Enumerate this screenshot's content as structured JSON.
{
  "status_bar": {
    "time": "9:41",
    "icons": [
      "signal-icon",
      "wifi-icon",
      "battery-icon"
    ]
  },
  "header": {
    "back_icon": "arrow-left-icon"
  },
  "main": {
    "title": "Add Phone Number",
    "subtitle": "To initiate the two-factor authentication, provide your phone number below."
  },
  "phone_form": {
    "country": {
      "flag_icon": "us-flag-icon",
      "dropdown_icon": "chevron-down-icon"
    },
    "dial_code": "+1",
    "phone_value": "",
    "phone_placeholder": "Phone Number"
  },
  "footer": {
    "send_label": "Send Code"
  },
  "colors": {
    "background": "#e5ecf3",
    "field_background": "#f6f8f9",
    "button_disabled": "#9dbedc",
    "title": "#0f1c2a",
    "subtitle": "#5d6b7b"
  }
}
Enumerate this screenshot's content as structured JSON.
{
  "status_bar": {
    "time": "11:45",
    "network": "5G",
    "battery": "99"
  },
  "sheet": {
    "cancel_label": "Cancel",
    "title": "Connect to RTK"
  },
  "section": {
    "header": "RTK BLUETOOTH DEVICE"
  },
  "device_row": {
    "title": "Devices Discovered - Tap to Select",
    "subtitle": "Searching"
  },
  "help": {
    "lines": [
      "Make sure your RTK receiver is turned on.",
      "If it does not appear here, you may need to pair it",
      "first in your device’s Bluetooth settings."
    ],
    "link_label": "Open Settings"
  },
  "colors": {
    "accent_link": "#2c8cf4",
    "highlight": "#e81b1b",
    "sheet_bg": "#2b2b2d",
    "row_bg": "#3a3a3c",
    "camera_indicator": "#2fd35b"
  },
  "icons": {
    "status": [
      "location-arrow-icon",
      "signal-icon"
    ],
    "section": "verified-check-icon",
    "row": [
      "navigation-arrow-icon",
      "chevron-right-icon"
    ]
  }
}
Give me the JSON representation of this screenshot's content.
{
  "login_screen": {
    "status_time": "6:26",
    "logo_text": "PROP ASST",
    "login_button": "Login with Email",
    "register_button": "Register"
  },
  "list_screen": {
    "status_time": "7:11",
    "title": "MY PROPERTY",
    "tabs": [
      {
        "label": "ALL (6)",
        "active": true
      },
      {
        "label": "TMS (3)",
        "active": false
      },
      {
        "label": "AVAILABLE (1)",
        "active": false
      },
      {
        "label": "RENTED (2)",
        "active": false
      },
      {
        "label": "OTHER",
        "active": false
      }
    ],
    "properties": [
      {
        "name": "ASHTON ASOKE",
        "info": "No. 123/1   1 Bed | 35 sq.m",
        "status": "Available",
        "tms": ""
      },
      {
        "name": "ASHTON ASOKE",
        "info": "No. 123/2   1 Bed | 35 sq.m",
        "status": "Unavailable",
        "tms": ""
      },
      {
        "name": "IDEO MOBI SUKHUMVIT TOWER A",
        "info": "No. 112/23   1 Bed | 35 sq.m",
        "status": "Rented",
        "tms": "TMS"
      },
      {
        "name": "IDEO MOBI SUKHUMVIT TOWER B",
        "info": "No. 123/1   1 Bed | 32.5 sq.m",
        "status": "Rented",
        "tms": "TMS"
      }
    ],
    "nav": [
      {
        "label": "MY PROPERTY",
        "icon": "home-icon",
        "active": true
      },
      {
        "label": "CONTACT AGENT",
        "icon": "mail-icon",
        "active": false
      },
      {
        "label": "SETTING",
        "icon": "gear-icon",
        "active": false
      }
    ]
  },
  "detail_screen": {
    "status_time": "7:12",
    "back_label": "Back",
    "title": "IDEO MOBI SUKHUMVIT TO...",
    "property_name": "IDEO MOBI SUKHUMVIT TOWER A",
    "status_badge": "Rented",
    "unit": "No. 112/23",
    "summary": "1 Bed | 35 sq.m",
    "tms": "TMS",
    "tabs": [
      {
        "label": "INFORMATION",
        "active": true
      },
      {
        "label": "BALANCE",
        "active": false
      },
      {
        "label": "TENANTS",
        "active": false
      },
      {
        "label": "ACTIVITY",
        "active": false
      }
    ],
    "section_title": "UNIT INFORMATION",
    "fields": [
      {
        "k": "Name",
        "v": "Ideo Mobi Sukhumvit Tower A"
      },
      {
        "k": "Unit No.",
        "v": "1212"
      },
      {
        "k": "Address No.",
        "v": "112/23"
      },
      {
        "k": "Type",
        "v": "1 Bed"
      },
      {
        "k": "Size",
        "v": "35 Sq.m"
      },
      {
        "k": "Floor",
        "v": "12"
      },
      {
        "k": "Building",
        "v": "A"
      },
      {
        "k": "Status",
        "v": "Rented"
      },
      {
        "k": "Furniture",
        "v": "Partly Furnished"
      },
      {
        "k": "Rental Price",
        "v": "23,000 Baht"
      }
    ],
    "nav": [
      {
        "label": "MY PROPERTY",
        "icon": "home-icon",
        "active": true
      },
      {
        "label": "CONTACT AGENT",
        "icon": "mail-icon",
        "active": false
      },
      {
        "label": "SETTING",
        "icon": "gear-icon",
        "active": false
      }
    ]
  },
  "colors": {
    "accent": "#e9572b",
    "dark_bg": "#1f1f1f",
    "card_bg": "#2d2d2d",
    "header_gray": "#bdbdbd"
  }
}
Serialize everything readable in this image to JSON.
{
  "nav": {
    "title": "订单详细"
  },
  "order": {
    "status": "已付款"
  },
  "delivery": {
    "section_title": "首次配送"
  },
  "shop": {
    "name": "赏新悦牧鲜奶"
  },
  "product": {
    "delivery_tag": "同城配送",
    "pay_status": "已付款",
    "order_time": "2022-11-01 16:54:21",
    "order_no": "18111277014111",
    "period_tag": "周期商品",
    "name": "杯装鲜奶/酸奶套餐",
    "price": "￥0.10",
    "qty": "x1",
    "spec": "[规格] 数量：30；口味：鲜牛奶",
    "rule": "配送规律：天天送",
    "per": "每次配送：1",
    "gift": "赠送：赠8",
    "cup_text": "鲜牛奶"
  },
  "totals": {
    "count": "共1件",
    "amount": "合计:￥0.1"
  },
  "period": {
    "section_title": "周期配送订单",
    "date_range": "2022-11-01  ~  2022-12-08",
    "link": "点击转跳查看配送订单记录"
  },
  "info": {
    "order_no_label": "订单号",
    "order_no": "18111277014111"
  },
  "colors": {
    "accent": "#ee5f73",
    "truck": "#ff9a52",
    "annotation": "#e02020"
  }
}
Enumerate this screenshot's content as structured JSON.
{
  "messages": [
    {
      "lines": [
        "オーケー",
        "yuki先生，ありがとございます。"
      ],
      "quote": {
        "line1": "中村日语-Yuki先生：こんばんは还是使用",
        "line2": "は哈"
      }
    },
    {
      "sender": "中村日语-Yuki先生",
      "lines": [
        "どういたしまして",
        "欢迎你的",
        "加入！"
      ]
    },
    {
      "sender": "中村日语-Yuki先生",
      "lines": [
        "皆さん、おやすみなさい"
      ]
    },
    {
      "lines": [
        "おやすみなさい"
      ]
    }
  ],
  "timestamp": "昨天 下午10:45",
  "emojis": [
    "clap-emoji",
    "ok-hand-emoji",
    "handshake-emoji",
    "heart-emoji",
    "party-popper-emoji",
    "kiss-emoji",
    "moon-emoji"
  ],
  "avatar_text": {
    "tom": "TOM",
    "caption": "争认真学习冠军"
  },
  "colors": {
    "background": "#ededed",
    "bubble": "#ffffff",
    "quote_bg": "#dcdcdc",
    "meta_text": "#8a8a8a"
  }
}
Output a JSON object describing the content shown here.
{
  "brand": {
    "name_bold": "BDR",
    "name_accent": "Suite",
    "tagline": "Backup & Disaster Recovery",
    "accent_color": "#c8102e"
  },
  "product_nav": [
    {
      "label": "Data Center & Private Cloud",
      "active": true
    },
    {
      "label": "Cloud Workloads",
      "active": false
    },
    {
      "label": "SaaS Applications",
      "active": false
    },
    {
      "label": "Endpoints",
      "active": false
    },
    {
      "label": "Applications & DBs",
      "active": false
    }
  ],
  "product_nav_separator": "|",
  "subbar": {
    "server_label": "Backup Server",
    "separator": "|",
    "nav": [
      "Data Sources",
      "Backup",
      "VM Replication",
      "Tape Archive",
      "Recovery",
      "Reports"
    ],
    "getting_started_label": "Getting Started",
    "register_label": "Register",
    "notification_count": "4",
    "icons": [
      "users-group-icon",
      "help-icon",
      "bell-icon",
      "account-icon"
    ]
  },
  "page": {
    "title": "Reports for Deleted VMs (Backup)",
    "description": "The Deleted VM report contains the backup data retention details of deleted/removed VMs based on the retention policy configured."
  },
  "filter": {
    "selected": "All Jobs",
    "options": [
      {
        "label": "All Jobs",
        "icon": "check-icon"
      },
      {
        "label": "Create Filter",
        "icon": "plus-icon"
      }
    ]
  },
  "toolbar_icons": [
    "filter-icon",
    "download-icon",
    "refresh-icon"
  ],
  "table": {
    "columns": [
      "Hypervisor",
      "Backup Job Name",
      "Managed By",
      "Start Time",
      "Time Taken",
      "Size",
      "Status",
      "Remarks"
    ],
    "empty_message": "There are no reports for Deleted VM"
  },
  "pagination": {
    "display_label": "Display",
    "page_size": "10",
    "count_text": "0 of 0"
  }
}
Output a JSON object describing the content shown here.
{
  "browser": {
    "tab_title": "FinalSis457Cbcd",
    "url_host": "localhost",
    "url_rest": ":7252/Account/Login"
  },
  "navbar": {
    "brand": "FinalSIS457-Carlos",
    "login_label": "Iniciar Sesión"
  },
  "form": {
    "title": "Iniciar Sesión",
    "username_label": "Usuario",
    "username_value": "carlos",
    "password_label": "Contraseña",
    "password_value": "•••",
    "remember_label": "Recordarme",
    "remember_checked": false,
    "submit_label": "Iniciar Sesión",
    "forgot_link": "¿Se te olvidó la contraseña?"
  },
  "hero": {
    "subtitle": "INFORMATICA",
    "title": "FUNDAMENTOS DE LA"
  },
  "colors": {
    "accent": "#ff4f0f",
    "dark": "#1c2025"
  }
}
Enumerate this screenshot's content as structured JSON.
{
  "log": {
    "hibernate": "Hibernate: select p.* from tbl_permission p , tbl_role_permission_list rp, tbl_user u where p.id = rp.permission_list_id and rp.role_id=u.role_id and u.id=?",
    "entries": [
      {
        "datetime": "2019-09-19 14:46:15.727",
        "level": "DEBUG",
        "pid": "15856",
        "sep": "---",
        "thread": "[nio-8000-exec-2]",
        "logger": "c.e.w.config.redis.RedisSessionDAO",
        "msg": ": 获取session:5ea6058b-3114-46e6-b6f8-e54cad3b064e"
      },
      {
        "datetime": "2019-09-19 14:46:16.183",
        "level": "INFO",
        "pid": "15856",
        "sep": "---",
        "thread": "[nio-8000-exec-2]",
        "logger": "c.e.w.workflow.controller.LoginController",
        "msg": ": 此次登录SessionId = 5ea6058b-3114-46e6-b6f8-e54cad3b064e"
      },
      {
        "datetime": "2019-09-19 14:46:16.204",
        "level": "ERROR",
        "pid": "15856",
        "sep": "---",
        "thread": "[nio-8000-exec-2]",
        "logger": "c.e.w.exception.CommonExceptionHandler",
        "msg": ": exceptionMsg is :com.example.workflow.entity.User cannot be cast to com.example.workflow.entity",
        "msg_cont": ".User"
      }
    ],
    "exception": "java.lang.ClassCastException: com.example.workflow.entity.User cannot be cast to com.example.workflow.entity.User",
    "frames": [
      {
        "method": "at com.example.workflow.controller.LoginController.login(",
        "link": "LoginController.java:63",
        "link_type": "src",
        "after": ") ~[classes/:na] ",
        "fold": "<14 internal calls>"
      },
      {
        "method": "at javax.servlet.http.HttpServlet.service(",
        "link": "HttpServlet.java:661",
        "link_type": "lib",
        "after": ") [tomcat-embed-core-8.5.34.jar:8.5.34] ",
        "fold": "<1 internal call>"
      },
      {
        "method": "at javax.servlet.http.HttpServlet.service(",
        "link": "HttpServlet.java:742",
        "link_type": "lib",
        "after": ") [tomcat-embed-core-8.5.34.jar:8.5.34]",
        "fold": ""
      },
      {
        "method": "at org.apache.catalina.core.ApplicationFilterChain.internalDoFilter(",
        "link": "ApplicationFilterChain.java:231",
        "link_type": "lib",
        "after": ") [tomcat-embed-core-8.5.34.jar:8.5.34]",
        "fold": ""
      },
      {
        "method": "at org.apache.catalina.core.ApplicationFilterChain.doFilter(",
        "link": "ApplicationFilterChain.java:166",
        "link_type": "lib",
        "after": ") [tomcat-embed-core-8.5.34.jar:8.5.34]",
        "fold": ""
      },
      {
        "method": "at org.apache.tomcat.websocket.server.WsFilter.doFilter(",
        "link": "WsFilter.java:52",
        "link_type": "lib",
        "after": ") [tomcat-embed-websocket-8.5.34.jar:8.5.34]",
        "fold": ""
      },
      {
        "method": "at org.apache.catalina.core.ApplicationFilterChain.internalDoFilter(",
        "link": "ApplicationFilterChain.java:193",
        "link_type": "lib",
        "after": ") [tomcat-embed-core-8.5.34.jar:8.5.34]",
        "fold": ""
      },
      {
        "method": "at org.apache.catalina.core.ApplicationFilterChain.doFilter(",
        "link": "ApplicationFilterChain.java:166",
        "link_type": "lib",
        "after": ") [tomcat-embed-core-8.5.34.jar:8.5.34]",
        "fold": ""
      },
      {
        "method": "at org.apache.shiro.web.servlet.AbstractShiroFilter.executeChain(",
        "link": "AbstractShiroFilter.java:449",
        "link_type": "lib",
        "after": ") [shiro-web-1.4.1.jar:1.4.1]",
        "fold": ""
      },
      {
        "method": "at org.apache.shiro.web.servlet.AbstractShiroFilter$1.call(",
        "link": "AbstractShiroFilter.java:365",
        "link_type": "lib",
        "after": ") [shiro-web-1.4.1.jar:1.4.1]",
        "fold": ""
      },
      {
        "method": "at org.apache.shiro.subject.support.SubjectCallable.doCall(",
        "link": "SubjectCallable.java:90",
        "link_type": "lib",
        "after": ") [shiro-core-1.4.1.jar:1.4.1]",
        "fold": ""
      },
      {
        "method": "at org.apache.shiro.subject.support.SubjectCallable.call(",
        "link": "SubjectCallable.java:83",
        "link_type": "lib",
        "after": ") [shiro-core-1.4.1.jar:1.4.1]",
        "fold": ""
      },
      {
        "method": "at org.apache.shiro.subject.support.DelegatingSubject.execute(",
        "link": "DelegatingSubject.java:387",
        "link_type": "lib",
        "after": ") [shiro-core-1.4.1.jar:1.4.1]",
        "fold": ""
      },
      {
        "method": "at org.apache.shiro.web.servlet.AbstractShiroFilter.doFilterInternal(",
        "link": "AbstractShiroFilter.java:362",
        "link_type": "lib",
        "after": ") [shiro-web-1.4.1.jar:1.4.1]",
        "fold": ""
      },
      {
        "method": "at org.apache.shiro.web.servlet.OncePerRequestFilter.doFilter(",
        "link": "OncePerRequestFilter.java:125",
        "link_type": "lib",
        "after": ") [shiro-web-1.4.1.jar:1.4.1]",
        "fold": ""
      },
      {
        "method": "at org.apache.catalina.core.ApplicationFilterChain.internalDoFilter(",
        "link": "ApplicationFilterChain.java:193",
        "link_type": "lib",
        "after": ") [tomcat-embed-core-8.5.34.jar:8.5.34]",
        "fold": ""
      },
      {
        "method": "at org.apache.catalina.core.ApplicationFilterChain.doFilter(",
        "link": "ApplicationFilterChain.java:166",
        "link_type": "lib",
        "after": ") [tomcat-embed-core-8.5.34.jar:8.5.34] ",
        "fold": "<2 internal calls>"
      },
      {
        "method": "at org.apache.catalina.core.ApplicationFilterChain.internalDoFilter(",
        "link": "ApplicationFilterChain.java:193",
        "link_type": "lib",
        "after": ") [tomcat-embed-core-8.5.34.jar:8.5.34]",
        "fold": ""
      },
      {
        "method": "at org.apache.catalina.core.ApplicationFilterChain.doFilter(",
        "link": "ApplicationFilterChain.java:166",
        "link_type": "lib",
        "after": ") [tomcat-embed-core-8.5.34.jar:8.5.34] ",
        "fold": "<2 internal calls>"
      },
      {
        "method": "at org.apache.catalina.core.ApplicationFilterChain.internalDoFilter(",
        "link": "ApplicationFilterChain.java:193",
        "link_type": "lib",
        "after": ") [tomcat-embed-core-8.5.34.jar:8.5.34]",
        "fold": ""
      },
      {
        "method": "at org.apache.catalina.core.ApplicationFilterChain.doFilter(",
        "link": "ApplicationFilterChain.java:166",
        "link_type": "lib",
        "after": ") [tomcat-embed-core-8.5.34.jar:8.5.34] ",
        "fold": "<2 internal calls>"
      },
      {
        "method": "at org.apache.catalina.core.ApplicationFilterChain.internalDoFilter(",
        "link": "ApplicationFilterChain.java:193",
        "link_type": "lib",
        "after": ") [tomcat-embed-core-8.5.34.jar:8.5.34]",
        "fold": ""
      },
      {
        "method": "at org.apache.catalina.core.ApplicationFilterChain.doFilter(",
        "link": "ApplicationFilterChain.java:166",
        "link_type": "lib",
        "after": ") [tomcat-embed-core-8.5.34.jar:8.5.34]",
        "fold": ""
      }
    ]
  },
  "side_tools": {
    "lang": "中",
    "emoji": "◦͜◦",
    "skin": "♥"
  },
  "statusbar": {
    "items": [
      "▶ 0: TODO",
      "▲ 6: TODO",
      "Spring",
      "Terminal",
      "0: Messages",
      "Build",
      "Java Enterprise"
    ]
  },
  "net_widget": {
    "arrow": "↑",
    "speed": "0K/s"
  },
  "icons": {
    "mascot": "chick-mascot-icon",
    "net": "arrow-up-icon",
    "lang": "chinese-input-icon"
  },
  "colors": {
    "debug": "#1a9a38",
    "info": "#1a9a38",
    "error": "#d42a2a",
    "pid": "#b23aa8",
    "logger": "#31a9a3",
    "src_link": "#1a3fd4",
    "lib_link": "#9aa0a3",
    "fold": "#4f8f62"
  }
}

> WHAT TO PRODUCE
Find each line holding the string "datetime" and copy it out.

> REPLY
        "datetime": "2019-09-19 14:46:15.727",
        "datetime": "2019-09-19 14:46:16.183",
        "datetime": "2019-09-19 14:46:16.204",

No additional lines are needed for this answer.